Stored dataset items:

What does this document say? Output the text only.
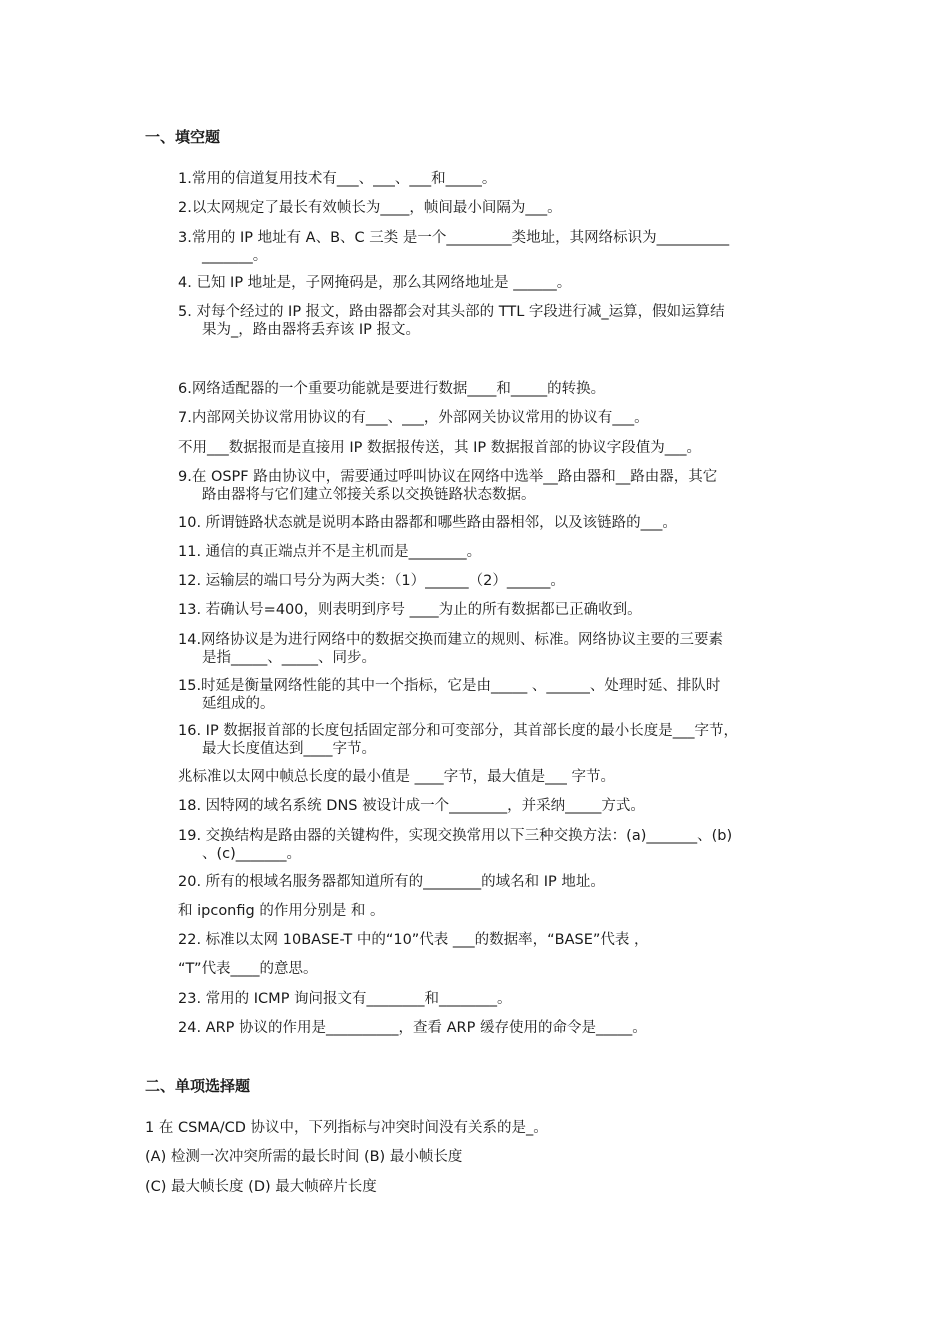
一、填空题
1.常用的信道复用技术有___、___、___和_____。
2.以太网规定了最长有效帧长为____，帧间最小间隔为___。
3.常用的 IP 地址有 A、B、C 三类 是一个_________类地址，其网络标识为__________
_______。
4. 已知 IP 地址是，子网掩码是，那么其网络地址是 ______。
5. 对每个经过的 IP 报文，路由器都会对其头部的 TTL 字段进行减_运算，假如运算结
果为_，路由器将丢弃该 IP 报文。
6.网络适配器的一个重要功能就是要进行数据____和_____的转换。
7.内部网关协议常用协议的有___、___，外部网关协议常用的协议有___。
不用___数据报而是直接用 IP 数据报传送，其 IP 数据报首部的协议字段值为___。
9.在 OSPF 路由协议中，需要通过呼叫协议在网络中选举__路由器和__路由器，其它
路由器将与它们建立邻接关系以交换链路状态数据。
10. 所谓链路状态就是说明本路由器都和哪些路由器相邻，以及该链路的___。
11. 通信的真正端点并不是主机而是________。
12. 运输层的端口号分为两大类：（1）______（2）______。
13. 若确认号=400，则表明到序号 ____为止的所有数据都已正确收到。
14.网络协议是为进行网络中的数据交换而建立的规则、标准。网络协议主要的三要素
是指_____、_____、同步。
15.时延是衡量网络性能的其中一个指标，它是由_____ 、______、处理时延、排队时
延组成的。
16. IP 数据报首部的长度包括固定部分和可变部分，其首部长度的最小长度是___字节，
最大长度值达到____字节。
兆标准以太网中帧总长度的最小值是 ____字节，最大值是___ 字节。
18. 因特网的域名系统 DNS 被设计成一个________，并采纳_____方式。
19. 交换结构是路由器的关键构件，实现交换常用以下三种交换方法：(a)_______、(b)
、(c)_______。
20. 所有的根域名服务器都知道所有的________的域名和 IP 地址。
和 ipconfig 的作用分别是 和 。
22. 标准以太网 10BASE-T 中的“10”代表 ___的数据率，“BASE”代表 ，
“T”代表____的意思。
23. 常用的 ICMP 询问报文有________和________。
24. ARP 协议的作用是__________，查看 ARP 缓存使用的命令是_____。
二、单项选择题
1 在 CSMA/CD 协议中，下列指标与冲突时间没有关系的是_。
(A) 检测一次冲突所需的最长时间 (B) 最小帧长度
(C) 最大帧长度 (D) 最大帧碎片长度
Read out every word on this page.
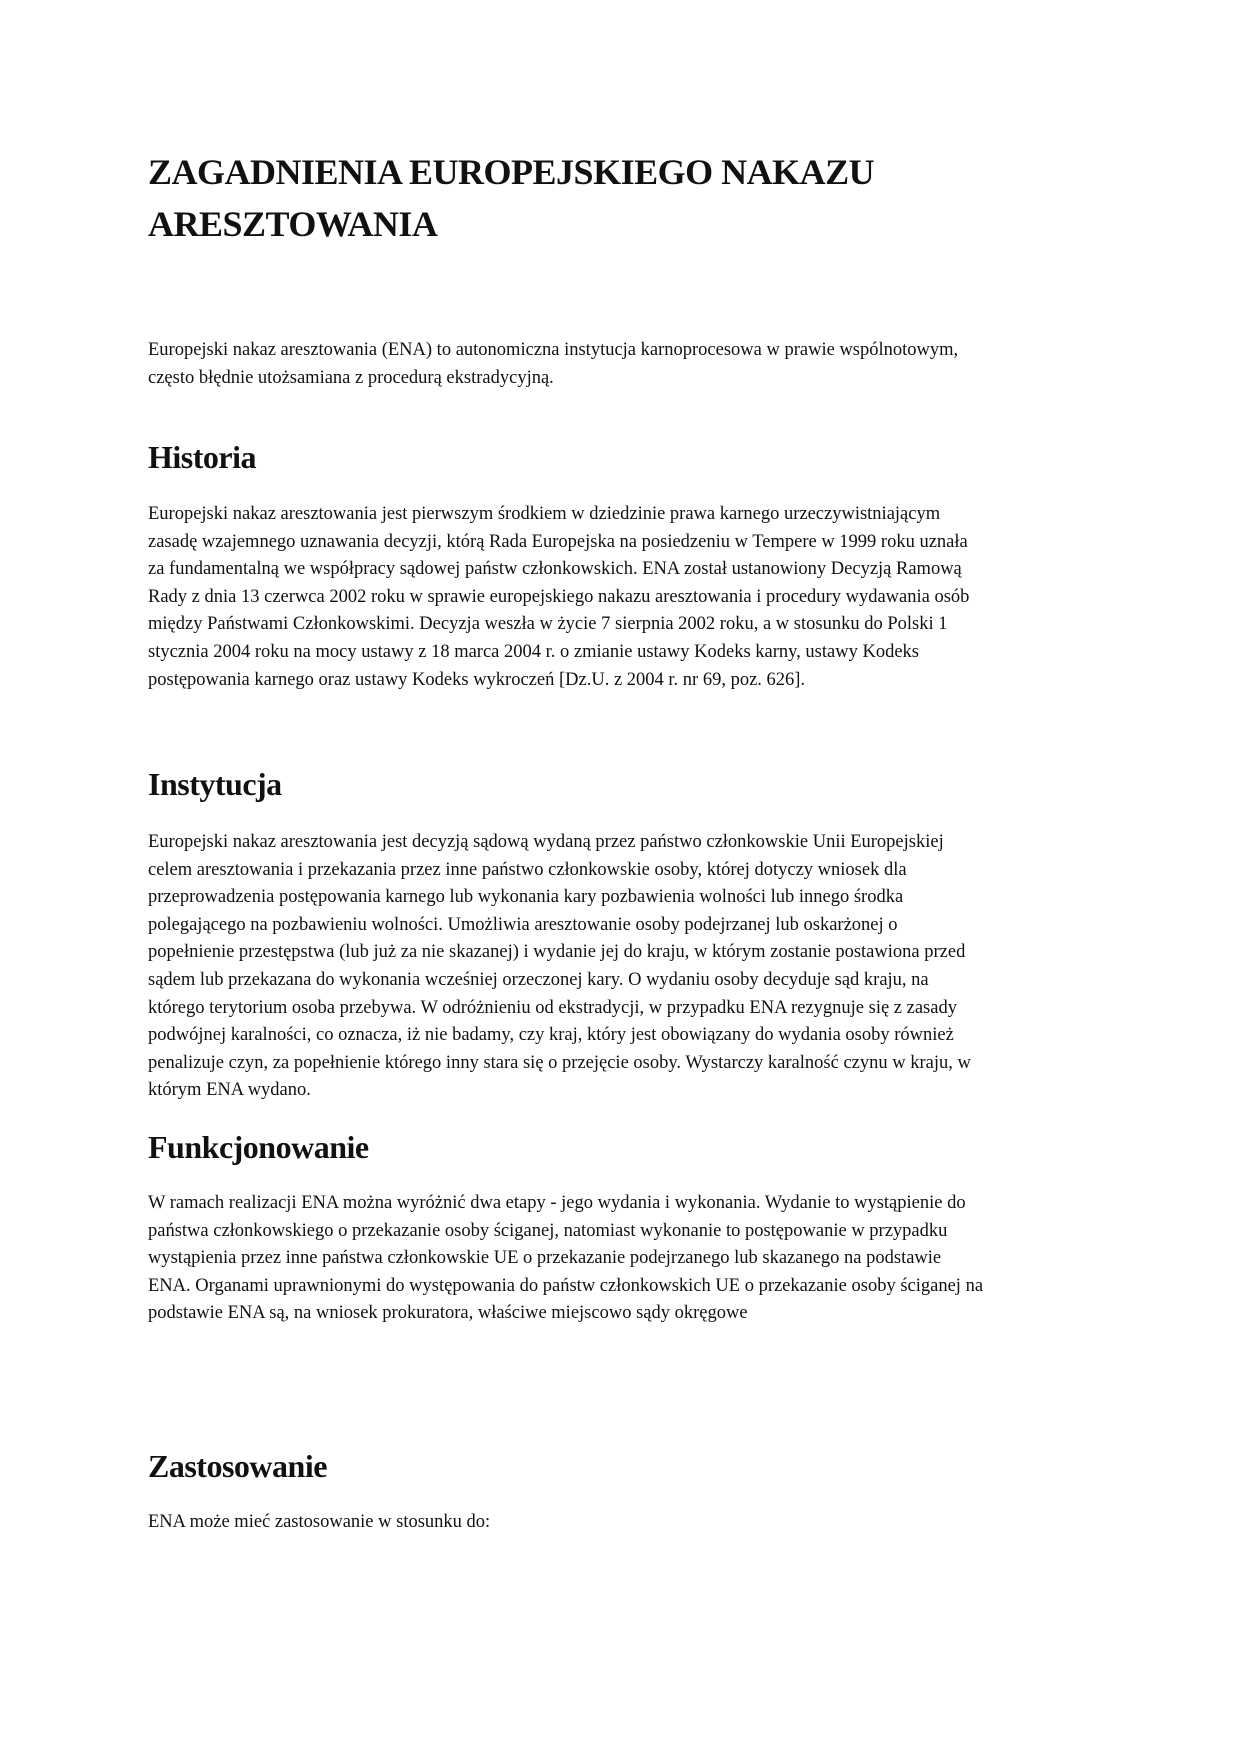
ZAGADNIENIA EUROPEJSKIEGO NAKAZU
ARESZTOWANIA

Europejski nakaz aresztowania (ENA) to autonomiczna instytucja karnoprocesowa w prawie wspólnotowym,
często błędnie utożsamiana z procedurą ekstradycyjną.

Historia

Europejski nakaz aresztowania jest pierwszym środkiem w dziedzinie prawa karnego urzeczywistniającym
zasadę wzajemnego uznawania decyzji, którą Rada Europejska na posiedzeniu w Tempere w 1999 roku uznała
za fundamentalną we współpracy sądowej państw członkowskich. ENA został ustanowiony Decyzją Ramową
Rady z dnia 13 czerwca 2002 roku w sprawie europejskiego nakazu aresztowania i procedury wydawania osób
między Państwami Członkowskimi. Decyzja weszła w życie 7 sierpnia 2002 roku, a w stosunku do Polski 1
stycznia 2004 roku na mocy ustawy z 18 marca 2004 r. o zmianie ustawy Kodeks karny, ustawy Kodeks
postępowania karnego oraz ustawy Kodeks wykroczeń [Dz.U. z 2004 r. nr 69, poz. 626].

Instytucja

Europejski nakaz aresztowania jest decyzją sądową wydaną przez państwo członkowskie Unii Europejskiej
celem aresztowania i przekazania przez inne państwo członkowskie osoby, której dotyczy wniosek dla
przeprowadzenia postępowania karnego lub wykonania kary pozbawienia wolności lub innego środka
polegającego na pozbawieniu wolności. Umożliwia aresztowanie osoby podejrzanej lub oskarżonej o
popełnienie przestępstwa (lub już za nie skazanej) i wydanie jej do kraju, w którym zostanie postawiona przed
sądem lub przekazana do wykonania wcześniej orzeczonej kary. O wydaniu osoby decyduje sąd kraju, na
którego terytorium osoba przebywa. W odróżnieniu od ekstradycji, w przypadku ENA rezygnuje się z zasady
podwójnej karalności, co oznacza, iż nie badamy, czy kraj, który jest obowiązany do wydania osoby również
penalizuje czyn, za popełnienie którego inny stara się o przejęcie osoby. Wystarczy karalność czynu w kraju, w
którym ENA wydano.

Funkcjonowanie

W ramach realizacji ENA można wyróżnić dwa etapy - jego wydania i wykonania. Wydanie to wystąpienie do
państwa członkowskiego o przekazanie osoby ściganej, natomiast wykonanie to postępowanie w przypadku
wystąpienia przez inne państwa członkowskie UE o przekazanie podejrzanego lub skazanego na podstawie
ENA. Organami uprawnionymi do występowania do państw członkowskich UE o przekazanie osoby ściganej na
podstawie ENA są, na wniosek prokuratora, właściwe miejscowo sądy okręgowe

Zastosowanie

ENA może mieć zastosowanie w stosunku do:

Given problem – Extract the full listing exactly, with the pictures left out.

Answer –
What does this document say? Output the text only.
一、填空题
1.常用的信道复用技术有___、___、___和_____。
2.以太网规定了最长有效帧长为____，帧间最小间隔为___。
3.常用的 IP 地址有 A、B、C 三类 是一个_________类地址，其网络标识为__________
_______。
4. 已知 IP 地址是，子网掩码是，那么其网络地址是 ______。
5. 对每个经过的 IP 报文，路由器都会对其头部的 TTL 字段进行减_运算，假如运算结
果为_，路由器将丢弃该 IP 报文。
6.网络适配器的一个重要功能就是要进行数据____和_____的转换。
7.内部网关协议常用协议的有___、___，外部网关协议常用的协议有___。
不用___数据报而是直接用 IP 数据报传送，其 IP 数据报首部的协议字段值为___。
9.在 OSPF 路由协议中，需要通过呼叫协议在网络中选举__路由器和__路由器，其它
路由器将与它们建立邻接关系以交换链路状态数据。
10. 所谓链路状态就是说明本路由器都和哪些路由器相邻，以及该链路的___。
11. 通信的真正端点并不是主机而是________。
12. 运输层的端口号分为两大类：（1）______（2）______。
13. 若确认号=400，则表明到序号 ____为止的所有数据都已正确收到。
14.网络协议是为进行网络中的数据交换而建立的规则、标准。网络协议主要的三要素
是指_____、_____、同步。
15.时延是衡量网络性能的其中一个指标，它是由_____ 、______、处理时延、排队时
延组成的。
16. IP 数据报首部的长度包括固定部分和可变部分，其首部长度的最小长度是___字节，
最大长度值达到____字节。
兆标准以太网中帧总长度的最小值是 ____字节，最大值是___ 字节。
18. 因特网的域名系统 DNS 被设计成一个________，并采纳_____方式。
19. 交换结构是路由器的关键构件，实现交换常用以下三种交换方法：(a)_______、(b)
、(c)_______。
20. 所有的根域名服务器都知道所有的________的域名和 IP 地址。
和 ipconfig 的作用分别是 和 。
22. 标准以太网 10BASE-T 中的“10”代表 ___的数据率，“BASE”代表 ，
“T”代表____的意思。
23. 常用的 ICMP 询问报文有________和________。
24. ARP 协议的作用是__________，查看 ARP 缓存使用的命令是_____。
二、单项选择题
1 在 CSMA/CD 协议中，下列指标与冲突时间没有关系的是_。
(A) 检测一次冲突所需的最长时间 (B) 最小帧长度
(C) 最大帧长度 (D) 最大帧碎片长度
Read out every word on this page.
ZAGADNIENIA EUROPEJSKIEGO NAKAZU
ARESZTOWANIA

Europejski nakaz aresztowania (ENA) to autonomiczna instytucja karnoprocesowa w prawie wspólnotowym,
często błędnie utożsamiana z procedurą ekstradycyjną.

Historia

Europejski nakaz aresztowania jest pierwszym środkiem w dziedzinie prawa karnego urzeczywistniającym
zasadę wzajemnego uznawania decyzji, którą Rada Europejska na posiedzeniu w Tempere w 1999 roku uznała
za fundamentalną we współpracy sądowej państw członkowskich. ENA został ustanowiony Decyzją Ramową
Rady z dnia 13 czerwca 2002 roku w sprawie europejskiego nakazu aresztowania i procedury wydawania osób
między Państwami Członkowskimi. Decyzja weszła w życie 7 sierpnia 2002 roku, a w stosunku do Polski 1
stycznia 2004 roku na mocy ustawy z 18 marca 2004 r. o zmianie ustawy Kodeks karny, ustawy Kodeks
postępowania karnego oraz ustawy Kodeks wykroczeń [Dz.U. z 2004 r. nr 69, poz. 626].

Instytucja

Europejski nakaz aresztowania jest decyzją sądową wydaną przez państwo członkowskie Unii Europejskiej
celem aresztowania i przekazania przez inne państwo członkowskie osoby, której dotyczy wniosek dla
przeprowadzenia postępowania karnego lub wykonania kary pozbawienia wolności lub innego środka
polegającego na pozbawieniu wolności. Umożliwia aresztowanie osoby podejrzanej lub oskarżonej o
popełnienie przestępstwa (lub już za nie skazanej) i wydanie jej do kraju, w którym zostanie postawiona przed
sądem lub przekazana do wykonania wcześniej orzeczonej kary. O wydaniu osoby decyduje sąd kraju, na
którego terytorium osoba przebywa. W odróżnieniu od ekstradycji, w przypadku ENA rezygnuje się z zasady
podwójnej karalności, co oznacza, iż nie badamy, czy kraj, który jest obowiązany do wydania osoby również
penalizuje czyn, za popełnienie którego inny stara się o przejęcie osoby. Wystarczy karalność czynu w kraju, w
którym ENA wydano.

Funkcjonowanie

W ramach realizacji ENA można wyróżnić dwa etapy - jego wydania i wykonania. Wydanie to wystąpienie do
państwa członkowskiego o przekazanie osoby ściganej, natomiast wykonanie to postępowanie w przypadku
wystąpienia przez inne państwa członkowskie UE o przekazanie podejrzanego lub skazanego na podstawie
ENA. Organami uprawnionymi do występowania do państw członkowskich UE o przekazanie osoby ściganej na
podstawie ENA są, na wniosek prokuratora, właściwe miejscowo sądy okręgowe

Zastosowanie

ENA może mieć zastosowanie w stosunku do:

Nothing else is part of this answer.